- What is expected
Please report every line from the material that contains the word "sums".

- Data entries

[BEGIN]

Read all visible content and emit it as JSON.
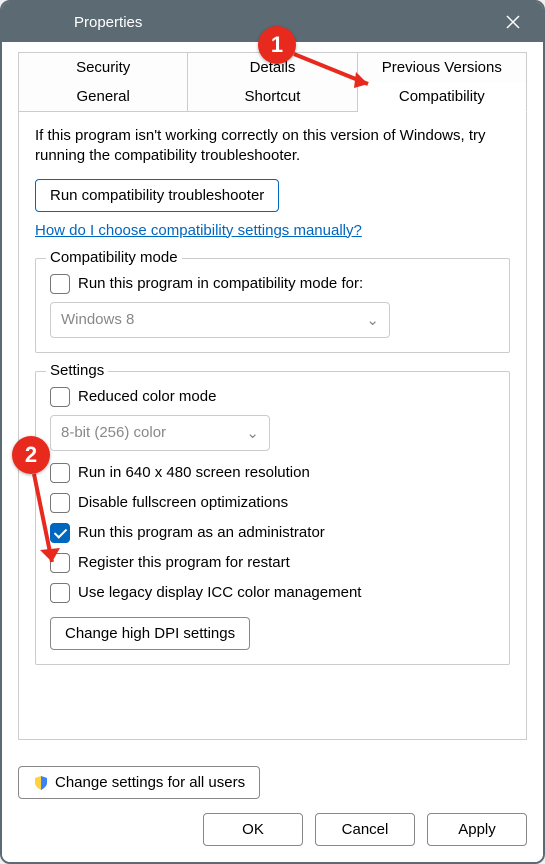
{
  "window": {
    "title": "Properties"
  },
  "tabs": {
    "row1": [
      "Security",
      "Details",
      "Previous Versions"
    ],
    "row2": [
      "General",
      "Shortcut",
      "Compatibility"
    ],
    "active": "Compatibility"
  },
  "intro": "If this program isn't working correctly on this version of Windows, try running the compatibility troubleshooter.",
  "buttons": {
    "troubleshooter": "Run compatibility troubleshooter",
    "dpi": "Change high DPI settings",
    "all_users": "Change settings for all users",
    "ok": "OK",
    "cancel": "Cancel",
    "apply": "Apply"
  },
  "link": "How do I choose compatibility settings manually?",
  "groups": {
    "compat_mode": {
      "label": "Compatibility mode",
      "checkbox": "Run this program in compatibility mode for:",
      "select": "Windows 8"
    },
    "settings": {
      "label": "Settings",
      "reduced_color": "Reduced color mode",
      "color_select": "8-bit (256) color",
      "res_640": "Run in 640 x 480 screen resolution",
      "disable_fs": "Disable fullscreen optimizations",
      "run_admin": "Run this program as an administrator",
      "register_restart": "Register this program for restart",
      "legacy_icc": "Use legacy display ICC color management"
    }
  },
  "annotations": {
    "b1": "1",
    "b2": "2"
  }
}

[END]
[BEGIN]

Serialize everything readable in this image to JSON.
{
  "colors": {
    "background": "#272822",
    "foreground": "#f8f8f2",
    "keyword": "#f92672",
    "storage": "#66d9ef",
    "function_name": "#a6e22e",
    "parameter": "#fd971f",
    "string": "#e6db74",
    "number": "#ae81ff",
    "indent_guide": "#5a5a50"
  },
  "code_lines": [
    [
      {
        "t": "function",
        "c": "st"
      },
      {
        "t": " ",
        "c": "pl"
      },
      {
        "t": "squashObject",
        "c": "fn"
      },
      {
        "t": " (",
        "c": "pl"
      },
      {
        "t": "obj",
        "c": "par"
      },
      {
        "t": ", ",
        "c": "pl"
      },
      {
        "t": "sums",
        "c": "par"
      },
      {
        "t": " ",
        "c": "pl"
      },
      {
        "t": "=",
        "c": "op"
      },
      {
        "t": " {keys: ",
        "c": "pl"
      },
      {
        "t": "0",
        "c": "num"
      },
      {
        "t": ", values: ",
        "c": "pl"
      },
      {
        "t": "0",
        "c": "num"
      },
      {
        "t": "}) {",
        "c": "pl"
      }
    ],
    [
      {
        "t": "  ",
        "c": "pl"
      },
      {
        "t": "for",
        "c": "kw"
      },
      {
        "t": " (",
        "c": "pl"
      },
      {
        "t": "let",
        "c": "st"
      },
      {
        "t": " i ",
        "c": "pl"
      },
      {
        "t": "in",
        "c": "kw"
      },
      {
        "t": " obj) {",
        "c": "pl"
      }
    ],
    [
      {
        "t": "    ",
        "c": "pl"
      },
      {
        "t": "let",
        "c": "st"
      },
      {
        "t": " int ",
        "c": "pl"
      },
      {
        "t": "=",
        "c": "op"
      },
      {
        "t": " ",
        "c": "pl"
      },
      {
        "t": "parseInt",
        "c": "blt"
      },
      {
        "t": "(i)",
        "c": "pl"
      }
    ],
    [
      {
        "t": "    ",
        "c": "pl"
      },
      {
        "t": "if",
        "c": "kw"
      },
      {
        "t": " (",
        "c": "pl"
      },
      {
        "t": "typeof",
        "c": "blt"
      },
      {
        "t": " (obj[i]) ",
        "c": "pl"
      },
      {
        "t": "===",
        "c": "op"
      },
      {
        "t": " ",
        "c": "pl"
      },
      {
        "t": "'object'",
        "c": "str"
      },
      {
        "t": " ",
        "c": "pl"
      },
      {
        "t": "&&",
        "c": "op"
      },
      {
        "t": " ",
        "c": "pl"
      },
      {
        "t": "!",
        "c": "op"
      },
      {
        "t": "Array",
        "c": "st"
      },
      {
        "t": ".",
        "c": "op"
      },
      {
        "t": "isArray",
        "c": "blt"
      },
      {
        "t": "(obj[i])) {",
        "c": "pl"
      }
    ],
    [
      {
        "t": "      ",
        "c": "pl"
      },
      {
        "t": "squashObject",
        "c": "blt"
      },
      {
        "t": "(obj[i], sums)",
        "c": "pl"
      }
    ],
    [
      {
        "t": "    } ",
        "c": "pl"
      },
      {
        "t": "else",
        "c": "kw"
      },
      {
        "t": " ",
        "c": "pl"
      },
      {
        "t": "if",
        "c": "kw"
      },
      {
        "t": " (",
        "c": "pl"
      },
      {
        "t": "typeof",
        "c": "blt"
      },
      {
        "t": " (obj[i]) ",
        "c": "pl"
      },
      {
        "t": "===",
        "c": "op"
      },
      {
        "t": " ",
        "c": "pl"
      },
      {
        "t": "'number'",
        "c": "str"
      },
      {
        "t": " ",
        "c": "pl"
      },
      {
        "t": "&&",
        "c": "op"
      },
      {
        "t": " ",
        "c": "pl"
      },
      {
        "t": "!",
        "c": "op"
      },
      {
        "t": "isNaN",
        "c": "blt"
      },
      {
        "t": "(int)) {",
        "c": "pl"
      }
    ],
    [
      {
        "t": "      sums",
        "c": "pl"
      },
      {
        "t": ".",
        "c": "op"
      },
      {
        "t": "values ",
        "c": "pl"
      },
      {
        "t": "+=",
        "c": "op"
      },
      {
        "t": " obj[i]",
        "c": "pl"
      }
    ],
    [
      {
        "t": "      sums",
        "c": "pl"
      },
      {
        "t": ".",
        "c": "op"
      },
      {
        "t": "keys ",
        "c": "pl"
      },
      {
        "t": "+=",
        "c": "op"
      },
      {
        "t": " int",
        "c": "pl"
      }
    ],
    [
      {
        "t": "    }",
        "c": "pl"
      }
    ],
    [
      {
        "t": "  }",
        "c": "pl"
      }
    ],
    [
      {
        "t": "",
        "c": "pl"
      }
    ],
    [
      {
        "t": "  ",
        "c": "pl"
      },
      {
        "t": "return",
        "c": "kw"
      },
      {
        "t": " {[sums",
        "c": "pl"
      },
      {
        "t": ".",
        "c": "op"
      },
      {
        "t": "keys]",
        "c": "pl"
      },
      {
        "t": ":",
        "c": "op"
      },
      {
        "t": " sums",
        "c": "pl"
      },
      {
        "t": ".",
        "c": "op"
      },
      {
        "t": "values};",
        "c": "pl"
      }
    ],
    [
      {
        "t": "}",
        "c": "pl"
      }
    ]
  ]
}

[END]

- Task answer
        "t": "sums",
        "t": "(obj[i], sums)",
        "t": "      sums",
        "t": "      sums",
        "t": " {[sums",
        "t": " sums",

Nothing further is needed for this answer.